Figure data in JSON
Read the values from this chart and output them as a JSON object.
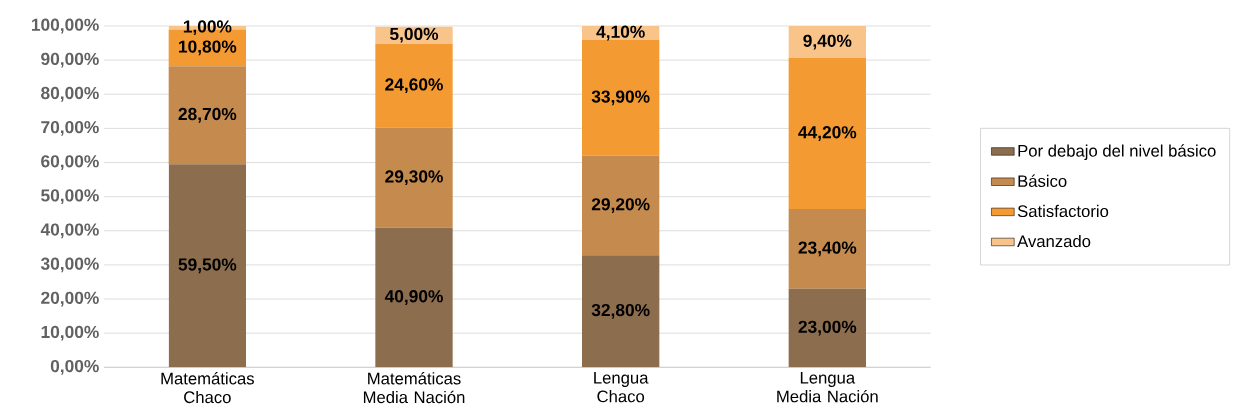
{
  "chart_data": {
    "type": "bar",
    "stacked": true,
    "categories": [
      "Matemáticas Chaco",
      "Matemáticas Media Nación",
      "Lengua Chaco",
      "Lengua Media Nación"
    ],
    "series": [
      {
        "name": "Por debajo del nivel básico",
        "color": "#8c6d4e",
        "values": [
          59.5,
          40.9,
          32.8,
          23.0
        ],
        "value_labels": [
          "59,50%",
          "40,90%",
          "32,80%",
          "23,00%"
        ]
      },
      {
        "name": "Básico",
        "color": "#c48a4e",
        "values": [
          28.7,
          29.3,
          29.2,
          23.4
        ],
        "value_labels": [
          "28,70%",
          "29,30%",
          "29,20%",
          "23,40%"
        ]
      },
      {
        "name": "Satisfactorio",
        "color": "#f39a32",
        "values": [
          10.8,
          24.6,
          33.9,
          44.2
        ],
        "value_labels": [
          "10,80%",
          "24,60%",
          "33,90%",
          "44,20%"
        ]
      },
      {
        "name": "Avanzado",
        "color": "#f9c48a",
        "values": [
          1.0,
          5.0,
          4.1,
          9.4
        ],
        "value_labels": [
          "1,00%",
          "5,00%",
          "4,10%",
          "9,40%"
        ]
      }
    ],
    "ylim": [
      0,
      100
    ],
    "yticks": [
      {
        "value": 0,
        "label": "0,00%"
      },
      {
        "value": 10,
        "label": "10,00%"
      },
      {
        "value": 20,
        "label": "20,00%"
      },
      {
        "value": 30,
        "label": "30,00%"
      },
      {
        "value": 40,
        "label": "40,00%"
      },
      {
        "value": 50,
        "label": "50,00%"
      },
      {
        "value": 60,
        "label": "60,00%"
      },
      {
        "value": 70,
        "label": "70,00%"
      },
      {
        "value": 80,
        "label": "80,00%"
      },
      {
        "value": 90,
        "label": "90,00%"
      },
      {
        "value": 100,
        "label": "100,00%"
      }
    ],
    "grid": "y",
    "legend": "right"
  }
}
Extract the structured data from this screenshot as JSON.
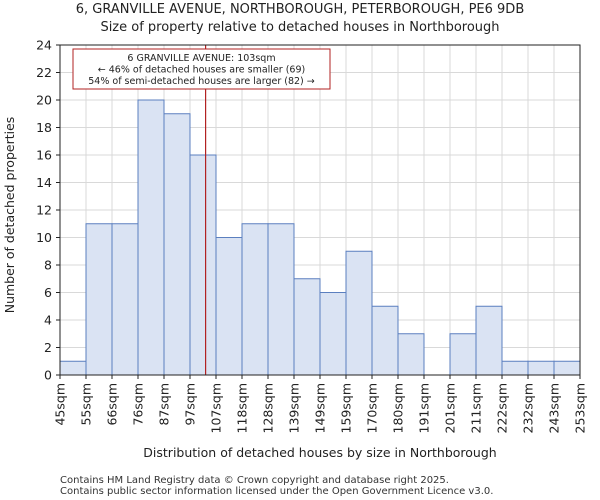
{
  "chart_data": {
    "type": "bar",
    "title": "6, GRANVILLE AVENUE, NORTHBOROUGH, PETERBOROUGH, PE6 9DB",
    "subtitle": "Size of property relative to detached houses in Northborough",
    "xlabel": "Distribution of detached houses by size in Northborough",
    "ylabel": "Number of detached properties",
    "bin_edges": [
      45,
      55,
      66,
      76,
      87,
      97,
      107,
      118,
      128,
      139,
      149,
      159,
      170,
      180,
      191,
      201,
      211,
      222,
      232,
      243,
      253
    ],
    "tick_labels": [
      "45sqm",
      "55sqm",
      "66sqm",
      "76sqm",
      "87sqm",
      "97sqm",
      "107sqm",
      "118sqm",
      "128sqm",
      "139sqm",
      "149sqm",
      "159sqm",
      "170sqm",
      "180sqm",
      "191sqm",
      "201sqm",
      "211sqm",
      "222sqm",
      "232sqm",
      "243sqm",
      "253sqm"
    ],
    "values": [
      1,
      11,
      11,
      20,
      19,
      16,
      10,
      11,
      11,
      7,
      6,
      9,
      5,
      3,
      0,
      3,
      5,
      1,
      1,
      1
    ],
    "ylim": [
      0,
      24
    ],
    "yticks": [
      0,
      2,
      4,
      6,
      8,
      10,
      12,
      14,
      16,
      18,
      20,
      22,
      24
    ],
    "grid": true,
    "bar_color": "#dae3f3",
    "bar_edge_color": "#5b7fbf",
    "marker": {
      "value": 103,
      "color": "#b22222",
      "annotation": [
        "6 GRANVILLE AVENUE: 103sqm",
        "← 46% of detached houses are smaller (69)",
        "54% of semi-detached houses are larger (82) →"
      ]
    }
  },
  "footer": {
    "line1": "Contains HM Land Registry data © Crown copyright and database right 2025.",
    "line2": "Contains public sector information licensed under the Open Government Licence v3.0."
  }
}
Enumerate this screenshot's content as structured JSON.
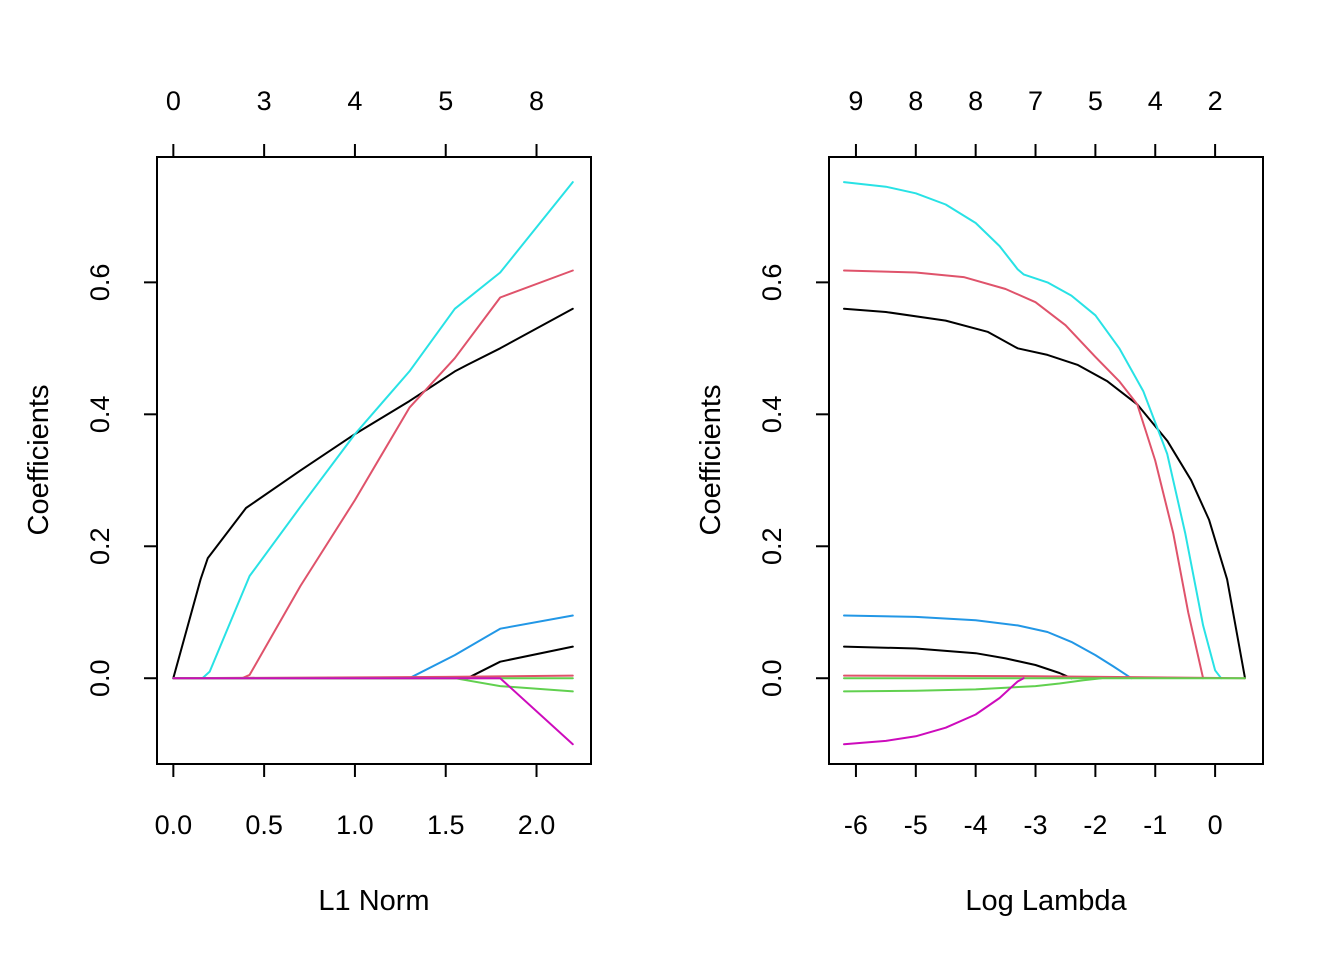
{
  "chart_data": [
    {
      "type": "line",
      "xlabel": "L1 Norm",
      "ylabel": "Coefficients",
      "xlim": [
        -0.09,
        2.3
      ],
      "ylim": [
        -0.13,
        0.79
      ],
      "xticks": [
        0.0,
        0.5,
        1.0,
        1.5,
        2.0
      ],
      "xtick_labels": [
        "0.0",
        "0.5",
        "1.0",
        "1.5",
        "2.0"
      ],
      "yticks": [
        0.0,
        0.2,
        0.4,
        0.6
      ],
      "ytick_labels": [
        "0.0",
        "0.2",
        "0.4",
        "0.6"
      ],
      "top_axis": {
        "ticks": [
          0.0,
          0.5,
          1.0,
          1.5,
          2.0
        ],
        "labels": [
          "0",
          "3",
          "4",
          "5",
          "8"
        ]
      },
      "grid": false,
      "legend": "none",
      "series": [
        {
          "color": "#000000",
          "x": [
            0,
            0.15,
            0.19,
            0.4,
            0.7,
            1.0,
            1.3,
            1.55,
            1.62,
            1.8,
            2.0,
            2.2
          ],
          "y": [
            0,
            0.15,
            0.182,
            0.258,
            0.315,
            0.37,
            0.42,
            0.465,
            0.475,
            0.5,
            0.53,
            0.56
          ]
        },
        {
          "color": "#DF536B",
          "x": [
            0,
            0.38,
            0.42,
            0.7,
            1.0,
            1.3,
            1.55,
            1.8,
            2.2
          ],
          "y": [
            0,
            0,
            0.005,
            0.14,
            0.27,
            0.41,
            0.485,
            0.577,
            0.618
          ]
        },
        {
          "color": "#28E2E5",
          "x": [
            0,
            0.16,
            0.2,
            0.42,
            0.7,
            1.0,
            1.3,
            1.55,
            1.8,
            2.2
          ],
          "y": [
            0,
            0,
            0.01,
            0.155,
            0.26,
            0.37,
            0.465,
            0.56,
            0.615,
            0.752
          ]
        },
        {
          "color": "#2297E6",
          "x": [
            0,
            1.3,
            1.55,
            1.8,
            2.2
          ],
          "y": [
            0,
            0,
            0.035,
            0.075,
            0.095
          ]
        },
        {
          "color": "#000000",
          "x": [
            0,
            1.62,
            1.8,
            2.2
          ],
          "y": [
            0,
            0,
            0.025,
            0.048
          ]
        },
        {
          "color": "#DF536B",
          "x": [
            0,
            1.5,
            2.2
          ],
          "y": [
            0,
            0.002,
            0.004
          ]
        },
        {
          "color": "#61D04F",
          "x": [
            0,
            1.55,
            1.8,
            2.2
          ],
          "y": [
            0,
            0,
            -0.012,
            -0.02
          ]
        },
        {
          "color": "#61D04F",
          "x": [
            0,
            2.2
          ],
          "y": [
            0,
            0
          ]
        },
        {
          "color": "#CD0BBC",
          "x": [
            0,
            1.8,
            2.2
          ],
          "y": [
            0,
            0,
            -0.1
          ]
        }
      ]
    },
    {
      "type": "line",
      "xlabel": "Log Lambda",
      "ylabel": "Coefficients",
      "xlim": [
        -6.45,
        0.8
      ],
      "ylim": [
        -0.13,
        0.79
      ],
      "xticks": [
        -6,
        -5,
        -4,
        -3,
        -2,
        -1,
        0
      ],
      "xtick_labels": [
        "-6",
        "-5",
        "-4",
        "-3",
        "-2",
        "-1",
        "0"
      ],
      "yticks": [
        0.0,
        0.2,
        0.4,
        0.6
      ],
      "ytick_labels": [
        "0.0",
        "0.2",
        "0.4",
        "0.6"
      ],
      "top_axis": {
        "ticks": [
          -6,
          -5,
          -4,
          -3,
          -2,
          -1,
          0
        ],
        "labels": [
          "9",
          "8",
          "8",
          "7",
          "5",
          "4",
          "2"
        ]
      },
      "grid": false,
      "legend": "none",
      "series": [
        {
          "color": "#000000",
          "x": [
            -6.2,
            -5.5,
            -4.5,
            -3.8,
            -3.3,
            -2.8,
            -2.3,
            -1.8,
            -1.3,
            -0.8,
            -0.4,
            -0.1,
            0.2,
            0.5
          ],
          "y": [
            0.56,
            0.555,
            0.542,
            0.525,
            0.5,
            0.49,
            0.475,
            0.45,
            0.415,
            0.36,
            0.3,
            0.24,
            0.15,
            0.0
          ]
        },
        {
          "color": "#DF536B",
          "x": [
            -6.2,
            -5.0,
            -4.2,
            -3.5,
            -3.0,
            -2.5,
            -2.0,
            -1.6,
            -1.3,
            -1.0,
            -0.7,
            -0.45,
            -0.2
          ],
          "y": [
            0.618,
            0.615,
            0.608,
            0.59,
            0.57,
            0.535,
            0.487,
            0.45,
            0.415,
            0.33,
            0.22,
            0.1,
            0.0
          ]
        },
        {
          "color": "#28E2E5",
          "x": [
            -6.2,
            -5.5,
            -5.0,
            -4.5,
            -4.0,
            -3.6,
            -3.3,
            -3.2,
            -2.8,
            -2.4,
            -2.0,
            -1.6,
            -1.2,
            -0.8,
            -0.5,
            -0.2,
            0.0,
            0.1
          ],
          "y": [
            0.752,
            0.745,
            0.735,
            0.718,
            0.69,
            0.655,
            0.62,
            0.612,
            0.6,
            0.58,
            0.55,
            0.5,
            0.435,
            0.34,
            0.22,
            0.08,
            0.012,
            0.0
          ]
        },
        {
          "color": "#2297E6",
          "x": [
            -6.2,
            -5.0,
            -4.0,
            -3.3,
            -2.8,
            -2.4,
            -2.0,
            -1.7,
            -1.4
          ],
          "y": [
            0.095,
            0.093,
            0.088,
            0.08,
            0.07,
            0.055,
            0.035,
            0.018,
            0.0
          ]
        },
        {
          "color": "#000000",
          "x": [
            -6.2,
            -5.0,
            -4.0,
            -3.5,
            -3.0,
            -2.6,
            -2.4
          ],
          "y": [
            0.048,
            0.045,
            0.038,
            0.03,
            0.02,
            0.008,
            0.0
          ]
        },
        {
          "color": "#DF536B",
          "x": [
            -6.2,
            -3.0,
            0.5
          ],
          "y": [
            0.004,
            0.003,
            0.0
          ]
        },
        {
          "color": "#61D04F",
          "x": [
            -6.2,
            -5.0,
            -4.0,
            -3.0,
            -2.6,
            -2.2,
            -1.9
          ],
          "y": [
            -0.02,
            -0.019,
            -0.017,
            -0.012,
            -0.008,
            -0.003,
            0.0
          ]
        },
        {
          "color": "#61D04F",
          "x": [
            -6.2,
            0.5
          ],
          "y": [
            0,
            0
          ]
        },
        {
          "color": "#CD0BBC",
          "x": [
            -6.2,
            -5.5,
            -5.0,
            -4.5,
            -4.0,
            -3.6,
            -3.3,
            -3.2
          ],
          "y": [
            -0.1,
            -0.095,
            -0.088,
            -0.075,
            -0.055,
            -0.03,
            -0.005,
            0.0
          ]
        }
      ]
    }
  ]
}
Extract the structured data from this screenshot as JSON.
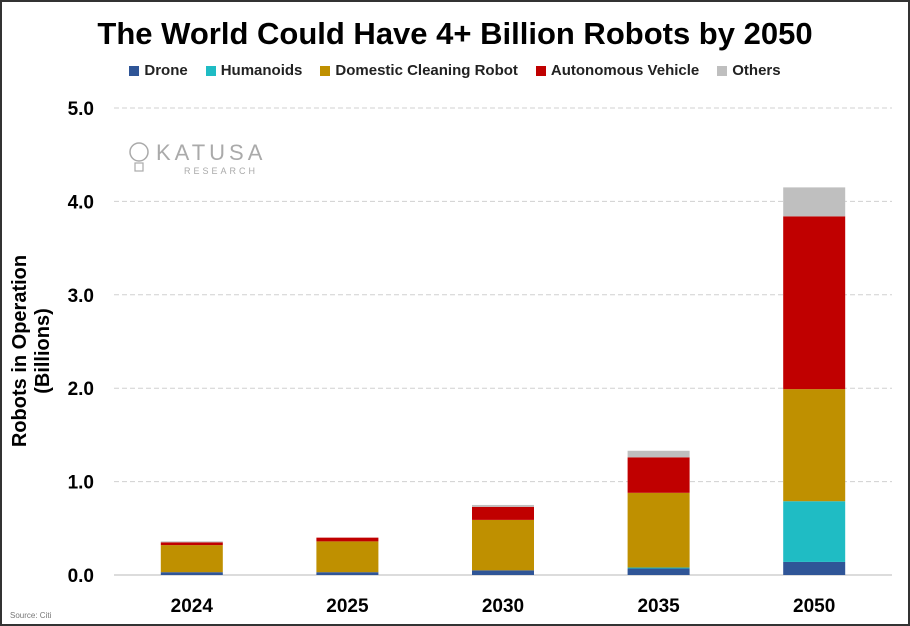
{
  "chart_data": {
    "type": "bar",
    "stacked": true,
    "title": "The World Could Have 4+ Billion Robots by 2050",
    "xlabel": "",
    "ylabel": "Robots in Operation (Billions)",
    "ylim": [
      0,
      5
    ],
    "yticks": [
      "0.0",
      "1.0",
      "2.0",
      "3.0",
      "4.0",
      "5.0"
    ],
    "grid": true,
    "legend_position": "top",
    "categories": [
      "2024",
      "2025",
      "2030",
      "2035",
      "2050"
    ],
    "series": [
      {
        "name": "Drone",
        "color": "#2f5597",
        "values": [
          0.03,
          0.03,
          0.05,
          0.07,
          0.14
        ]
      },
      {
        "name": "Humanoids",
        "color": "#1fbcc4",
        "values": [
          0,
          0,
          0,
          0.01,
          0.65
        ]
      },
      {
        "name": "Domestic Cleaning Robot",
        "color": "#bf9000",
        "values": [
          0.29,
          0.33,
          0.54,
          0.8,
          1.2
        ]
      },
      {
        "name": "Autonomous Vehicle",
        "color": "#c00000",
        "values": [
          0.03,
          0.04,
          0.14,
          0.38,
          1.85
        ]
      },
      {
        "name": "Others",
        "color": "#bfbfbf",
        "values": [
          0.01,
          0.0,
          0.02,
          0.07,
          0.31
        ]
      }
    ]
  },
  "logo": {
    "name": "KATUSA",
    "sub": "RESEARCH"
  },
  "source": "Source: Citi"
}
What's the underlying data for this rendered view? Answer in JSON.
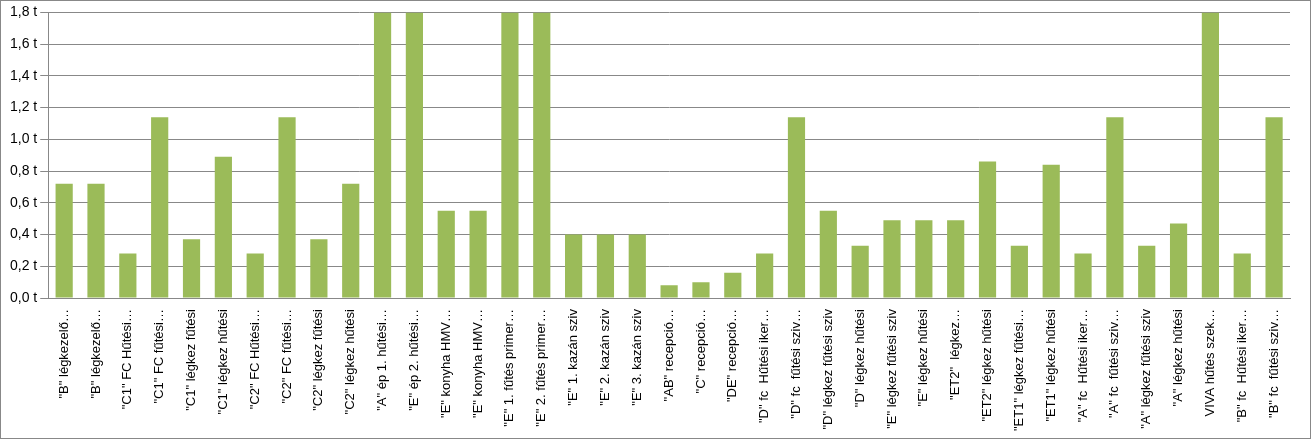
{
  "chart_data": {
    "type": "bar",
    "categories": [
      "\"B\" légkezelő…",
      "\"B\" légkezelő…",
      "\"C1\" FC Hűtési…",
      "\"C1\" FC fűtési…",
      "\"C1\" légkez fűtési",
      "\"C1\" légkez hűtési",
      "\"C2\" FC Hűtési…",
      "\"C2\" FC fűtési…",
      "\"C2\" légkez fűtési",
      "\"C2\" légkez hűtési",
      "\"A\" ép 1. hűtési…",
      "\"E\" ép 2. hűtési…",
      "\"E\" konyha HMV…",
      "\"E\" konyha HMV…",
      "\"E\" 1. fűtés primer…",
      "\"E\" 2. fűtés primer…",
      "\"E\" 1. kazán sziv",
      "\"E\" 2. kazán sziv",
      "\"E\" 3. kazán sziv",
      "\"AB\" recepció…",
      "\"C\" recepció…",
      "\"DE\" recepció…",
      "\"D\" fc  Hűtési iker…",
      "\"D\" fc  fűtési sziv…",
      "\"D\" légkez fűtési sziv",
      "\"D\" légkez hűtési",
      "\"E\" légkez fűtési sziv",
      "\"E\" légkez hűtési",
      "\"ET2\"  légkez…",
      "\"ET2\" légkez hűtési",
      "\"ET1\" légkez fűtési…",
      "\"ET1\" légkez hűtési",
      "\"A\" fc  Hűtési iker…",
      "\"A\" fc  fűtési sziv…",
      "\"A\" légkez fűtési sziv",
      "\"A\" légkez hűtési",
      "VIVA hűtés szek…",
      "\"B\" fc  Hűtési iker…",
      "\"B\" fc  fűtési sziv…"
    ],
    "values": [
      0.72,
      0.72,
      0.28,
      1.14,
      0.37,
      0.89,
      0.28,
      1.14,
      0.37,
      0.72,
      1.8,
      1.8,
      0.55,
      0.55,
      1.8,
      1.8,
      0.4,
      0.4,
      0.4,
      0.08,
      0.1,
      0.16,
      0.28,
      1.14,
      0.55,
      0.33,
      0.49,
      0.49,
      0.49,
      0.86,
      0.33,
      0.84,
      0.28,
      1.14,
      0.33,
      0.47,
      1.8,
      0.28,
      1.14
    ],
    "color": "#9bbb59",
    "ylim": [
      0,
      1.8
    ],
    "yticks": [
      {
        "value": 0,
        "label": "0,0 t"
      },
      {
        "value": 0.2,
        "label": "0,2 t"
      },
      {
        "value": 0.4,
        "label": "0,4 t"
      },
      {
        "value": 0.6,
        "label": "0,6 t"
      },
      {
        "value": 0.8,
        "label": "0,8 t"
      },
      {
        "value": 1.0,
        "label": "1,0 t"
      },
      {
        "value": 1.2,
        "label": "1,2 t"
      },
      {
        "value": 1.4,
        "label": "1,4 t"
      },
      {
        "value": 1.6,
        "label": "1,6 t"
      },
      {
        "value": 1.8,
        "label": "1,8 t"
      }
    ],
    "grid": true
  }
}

== Problem details ==
Point out every line holding the string "name" and copy it.

== Exercise output ==
        "name": "Por debajo del nivel básico",
        "name": "Básico",
        "name": "Satisfactorio",
        "name": "Avanzado",
        "name": "Drone",
        "name": "Humanoids",
        "name": "Domestic Cleaning Robot",
        "name": "Autonomous Vehicle",
        "name": "Others",
    "name": "KATUSA",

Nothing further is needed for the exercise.